## Given problem
Wherever the word "this" turns up in a line of the entries, copy that line.

===

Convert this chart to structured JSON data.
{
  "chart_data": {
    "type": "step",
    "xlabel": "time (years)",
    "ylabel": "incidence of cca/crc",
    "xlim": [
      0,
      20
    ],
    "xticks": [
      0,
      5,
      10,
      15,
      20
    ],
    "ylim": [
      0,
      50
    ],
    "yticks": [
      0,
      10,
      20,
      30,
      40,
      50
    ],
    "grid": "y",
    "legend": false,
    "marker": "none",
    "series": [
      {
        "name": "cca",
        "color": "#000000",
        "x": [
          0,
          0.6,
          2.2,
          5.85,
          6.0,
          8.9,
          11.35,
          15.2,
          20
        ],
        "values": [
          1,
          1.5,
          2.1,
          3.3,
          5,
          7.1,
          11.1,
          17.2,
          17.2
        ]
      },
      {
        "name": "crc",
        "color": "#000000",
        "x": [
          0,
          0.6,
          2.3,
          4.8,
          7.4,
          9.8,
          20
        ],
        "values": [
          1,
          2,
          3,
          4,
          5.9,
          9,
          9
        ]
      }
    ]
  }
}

===

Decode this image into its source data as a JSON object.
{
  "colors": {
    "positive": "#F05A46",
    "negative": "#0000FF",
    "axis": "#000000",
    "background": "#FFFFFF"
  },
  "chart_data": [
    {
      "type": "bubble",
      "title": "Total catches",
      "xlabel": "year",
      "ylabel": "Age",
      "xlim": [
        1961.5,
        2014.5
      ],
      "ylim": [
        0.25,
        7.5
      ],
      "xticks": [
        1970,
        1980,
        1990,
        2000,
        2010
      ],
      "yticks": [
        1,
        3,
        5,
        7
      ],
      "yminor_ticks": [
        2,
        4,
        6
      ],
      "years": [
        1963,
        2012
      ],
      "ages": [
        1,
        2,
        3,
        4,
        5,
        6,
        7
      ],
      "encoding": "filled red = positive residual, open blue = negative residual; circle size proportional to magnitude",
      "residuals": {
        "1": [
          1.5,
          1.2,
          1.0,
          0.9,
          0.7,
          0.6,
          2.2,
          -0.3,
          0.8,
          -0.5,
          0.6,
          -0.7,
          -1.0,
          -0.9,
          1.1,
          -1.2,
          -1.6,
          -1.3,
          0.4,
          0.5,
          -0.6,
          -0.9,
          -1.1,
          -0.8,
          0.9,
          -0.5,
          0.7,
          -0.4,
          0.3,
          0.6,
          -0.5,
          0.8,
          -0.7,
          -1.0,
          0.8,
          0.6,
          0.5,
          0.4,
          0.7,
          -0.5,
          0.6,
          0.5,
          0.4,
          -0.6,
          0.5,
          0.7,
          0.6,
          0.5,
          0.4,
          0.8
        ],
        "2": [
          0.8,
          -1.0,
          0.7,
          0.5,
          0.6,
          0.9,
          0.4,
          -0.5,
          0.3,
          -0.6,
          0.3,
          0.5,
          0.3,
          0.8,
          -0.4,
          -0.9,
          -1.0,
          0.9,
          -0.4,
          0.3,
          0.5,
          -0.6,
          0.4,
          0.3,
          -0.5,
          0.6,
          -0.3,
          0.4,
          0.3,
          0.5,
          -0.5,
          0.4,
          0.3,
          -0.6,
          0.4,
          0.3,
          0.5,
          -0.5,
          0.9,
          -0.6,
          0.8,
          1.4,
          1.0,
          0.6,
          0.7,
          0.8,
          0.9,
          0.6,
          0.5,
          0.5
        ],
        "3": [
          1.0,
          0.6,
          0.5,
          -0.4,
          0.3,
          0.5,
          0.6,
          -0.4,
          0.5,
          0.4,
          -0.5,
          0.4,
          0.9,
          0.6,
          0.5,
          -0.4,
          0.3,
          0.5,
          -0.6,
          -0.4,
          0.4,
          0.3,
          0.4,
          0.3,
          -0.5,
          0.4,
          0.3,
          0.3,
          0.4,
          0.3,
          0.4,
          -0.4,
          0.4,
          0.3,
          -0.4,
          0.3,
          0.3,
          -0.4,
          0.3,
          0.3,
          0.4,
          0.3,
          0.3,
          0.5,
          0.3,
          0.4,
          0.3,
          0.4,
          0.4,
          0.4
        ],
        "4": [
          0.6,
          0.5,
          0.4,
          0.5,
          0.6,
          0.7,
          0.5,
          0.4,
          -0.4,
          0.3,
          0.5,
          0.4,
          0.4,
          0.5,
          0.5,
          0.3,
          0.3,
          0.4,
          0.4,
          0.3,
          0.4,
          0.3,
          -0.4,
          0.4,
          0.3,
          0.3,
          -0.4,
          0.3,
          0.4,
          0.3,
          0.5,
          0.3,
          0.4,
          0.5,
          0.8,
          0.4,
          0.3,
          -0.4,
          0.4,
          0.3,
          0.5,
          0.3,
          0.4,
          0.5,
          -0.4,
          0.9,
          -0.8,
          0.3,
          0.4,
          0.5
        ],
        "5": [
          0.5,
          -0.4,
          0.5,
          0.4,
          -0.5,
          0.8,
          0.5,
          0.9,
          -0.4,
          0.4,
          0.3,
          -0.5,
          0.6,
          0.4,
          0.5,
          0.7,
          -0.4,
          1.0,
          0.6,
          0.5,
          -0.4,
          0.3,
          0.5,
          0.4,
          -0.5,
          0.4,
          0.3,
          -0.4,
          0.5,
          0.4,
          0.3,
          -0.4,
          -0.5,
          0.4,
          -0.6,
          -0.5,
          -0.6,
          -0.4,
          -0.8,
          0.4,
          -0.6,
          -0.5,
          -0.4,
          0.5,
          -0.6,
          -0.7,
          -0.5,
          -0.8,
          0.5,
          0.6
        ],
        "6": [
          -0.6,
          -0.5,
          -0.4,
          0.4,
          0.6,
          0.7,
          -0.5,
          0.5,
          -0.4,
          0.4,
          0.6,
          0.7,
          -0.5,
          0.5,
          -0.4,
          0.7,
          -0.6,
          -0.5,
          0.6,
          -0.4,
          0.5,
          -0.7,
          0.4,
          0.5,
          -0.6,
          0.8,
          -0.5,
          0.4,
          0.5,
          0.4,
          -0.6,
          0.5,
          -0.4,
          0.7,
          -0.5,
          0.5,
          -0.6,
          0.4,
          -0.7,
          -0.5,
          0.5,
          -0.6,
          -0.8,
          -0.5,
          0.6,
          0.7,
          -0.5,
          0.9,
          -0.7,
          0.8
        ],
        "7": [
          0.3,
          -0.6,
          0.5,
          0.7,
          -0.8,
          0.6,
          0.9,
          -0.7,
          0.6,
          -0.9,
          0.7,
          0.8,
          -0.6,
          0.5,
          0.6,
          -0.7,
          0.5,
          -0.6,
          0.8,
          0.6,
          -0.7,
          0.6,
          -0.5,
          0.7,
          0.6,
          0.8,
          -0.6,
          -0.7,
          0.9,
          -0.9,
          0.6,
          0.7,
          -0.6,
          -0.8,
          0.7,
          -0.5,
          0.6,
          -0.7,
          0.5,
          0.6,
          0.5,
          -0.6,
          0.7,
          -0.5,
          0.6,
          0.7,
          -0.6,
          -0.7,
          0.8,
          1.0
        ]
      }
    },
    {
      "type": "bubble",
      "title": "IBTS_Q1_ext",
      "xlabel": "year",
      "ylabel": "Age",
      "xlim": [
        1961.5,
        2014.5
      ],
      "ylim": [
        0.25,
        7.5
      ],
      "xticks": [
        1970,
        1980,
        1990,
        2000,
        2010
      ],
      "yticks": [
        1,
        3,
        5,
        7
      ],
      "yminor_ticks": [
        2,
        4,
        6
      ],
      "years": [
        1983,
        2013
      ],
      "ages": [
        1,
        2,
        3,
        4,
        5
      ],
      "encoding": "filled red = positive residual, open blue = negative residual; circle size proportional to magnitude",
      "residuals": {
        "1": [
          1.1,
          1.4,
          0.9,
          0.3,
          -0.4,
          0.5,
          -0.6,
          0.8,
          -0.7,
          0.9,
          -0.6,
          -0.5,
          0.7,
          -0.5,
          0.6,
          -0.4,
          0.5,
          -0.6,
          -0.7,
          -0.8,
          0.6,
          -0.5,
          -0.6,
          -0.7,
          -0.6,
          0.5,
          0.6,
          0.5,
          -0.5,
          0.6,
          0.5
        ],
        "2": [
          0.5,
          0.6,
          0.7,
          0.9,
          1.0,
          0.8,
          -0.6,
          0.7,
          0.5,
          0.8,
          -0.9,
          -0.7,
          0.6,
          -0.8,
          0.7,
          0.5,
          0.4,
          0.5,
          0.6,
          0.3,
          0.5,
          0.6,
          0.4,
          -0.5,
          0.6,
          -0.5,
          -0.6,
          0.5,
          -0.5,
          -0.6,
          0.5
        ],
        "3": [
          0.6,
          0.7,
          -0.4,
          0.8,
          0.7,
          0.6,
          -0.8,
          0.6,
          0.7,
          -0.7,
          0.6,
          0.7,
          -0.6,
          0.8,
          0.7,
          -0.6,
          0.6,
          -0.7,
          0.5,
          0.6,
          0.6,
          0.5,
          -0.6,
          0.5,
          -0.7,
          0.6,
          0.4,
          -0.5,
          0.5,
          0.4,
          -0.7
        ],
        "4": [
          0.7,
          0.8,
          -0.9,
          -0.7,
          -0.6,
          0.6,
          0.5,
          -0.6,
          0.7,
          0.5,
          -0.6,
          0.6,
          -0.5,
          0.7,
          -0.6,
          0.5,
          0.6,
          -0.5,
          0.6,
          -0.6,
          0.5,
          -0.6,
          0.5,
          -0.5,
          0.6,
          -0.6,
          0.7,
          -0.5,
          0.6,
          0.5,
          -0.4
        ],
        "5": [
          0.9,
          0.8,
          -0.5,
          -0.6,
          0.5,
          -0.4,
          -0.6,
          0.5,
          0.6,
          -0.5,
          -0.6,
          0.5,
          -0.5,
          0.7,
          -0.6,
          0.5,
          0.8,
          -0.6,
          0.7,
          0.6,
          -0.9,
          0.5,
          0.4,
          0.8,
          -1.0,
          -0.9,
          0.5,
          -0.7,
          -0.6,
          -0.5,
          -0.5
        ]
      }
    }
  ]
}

===

## The output
Convert this chart to structured JSON data.
Decode this image into its source data as a JSON object.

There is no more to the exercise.